TASK DIRECTIONS ::
All records are to be retyped faithfully and completely.

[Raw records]
• • • • • • •

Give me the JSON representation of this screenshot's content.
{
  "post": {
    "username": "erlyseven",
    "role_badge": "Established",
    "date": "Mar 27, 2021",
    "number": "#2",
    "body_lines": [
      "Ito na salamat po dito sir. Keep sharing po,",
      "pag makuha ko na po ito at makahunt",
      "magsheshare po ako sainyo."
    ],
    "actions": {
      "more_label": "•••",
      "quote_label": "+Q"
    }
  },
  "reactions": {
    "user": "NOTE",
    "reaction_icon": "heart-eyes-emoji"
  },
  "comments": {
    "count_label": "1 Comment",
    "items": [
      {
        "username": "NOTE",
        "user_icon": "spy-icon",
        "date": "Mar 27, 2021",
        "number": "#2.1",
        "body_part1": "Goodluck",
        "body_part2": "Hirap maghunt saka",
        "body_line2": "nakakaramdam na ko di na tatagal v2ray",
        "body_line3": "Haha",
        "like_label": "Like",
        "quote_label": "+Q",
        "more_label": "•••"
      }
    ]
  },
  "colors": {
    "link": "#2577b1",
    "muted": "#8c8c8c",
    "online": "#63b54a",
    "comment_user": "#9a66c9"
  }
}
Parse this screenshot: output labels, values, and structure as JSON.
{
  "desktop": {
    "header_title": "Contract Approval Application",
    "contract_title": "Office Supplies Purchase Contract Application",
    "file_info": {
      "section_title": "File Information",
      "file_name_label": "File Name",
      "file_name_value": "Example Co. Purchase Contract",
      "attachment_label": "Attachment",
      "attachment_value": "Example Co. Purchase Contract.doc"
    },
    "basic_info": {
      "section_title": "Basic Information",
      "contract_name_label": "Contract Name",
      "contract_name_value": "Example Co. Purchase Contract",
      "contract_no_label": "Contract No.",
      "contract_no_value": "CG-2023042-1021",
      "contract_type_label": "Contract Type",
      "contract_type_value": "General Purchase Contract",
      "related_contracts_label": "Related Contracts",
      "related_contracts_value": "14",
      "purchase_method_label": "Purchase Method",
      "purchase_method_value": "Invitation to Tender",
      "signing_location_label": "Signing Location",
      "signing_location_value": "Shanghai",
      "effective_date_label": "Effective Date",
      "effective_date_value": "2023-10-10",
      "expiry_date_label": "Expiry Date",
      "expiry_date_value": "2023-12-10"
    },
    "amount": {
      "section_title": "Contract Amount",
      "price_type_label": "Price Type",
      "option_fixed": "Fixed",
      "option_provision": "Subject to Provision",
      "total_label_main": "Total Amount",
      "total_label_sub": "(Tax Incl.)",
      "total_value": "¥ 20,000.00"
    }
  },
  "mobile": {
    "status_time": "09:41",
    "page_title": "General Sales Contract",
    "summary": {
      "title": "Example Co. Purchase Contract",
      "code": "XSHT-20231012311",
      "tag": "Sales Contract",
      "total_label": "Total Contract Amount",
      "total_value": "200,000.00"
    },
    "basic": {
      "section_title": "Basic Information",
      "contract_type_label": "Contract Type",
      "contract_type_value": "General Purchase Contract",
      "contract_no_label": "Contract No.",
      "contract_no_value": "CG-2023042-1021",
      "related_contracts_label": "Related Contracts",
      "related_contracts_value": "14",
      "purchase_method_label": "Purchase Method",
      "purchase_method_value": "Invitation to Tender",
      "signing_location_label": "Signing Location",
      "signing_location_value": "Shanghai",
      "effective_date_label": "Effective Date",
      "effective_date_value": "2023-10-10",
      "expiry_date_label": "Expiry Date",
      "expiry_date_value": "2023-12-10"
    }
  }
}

• • • • • • •

SOLUTION TO THE EXERCISE ::
Give me the JSON representation of this screenshot's content.
{
  "post": {
    "username": "erlyseven",
    "role_badge": "Established",
    "date": "Mar 27, 2021",
    "number": "#2",
    "body_lines": [
      "Ito na salamat po dito sir. Keep sharing po,",
      "pag makuha ko na po ito at makahunt",
      "magsheshare po ako sainyo."
    ],
    "actions": {
      "more_label": "•••",
      "quote_label": "+Q"
    }
  },
  "reactions": {
    "user": "NOTE",
    "reaction_icon": "heart-eyes-emoji"
  },
  "comments": {
    "count_label": "1 Comment",
    "items": [
      {
        "username": "NOTE",
        "user_icon": "spy-icon",
        "date": "Mar 27, 2021",
        "number": "#2.1",
        "body_part1": "Goodluck",
        "body_part2": "Hirap maghunt saka",
        "body_line2": "nakakaramdam na ko di na tatagal v2ray",
        "body_line3": "Haha",
        "like_label": "Like",
        "quote_label": "+Q",
        "more_label": "•••"
      }
    ]
  },
  "colors": {
    "link": "#2577b1",
    "muted": "#8c8c8c",
    "online": "#63b54a",
    "comment_user": "#9a66c9"
  }
}
Parse this screenshot: output labels, values, and structure as JSON.
{
  "desktop": {
    "header_title": "Contract Approval Application",
    "contract_title": "Office Supplies Purchase Contract Application",
    "file_info": {
      "section_title": "File Information",
      "file_name_label": "File Name",
      "file_name_value": "Example Co. Purchase Contract",
      "attachment_label": "Attachment",
      "attachment_value": "Example Co. Purchase Contract.doc"
    },
    "basic_info": {
      "section_title": "Basic Information",
      "contract_name_label": "Contract Name",
      "contract_name_value": "Example Co. Purchase Contract",
      "contract_no_label": "Contract No.",
      "contract_no_value": "CG-2023042-1021",
      "contract_type_label": "Contract Type",
      "contract_type_value": "General Purchase Contract",
      "related_contracts_label": "Related Contracts",
      "related_contracts_value": "14",
      "purchase_method_label": "Purchase Method",
      "purchase_method_value": "Invitation to Tender",
      "signing_location_label": "Signing Location",
      "signing_location_value": "Shanghai",
      "effective_date_label": "Effective Date",
      "effective_date_value": "2023-10-10",
      "expiry_date_label": "Expiry Date",
      "expiry_date_value": "2023-12-10"
    },
    "amount": {
      "section_title": "Contract Amount",
      "price_type_label": "Price Type",
      "option_fixed": "Fixed",
      "option_provision": "Subject to Provision",
      "total_label_main": "Total Amount",
      "total_label_sub": "(Tax Incl.)",
      "total_value": "¥ 20,000.00"
    }
  },
  "mobile": {
    "status_time": "09:41",
    "page_title": "General Sales Contract",
    "summary": {
      "title": "Example Co. Purchase Contract",
      "code": "XSHT-20231012311",
      "tag": "Sales Contract",
      "total_label": "Total Contract Amount",
      "total_value": "200,000.00"
    },
    "basic": {
      "section_title": "Basic Information",
      "contract_type_label": "Contract Type",
      "contract_type_value": "General Purchase Contract",
      "contract_no_label": "Contract No.",
      "contract_no_value": "CG-2023042-1021",
      "related_contracts_label": "Related Contracts",
      "related_contracts_value": "14",
      "purchase_method_label": "Purchase Method",
      "purchase_method_value": "Invitation to Tender",
      "signing_location_label": "Signing Location",
      "signing_location_value": "Shanghai",
      "effective_date_label": "Effective Date",
      "effective_date_value": "2023-10-10",
      "expiry_date_label": "Expiry Date",
      "expiry_date_value": "2023-12-10"
    }
  }
}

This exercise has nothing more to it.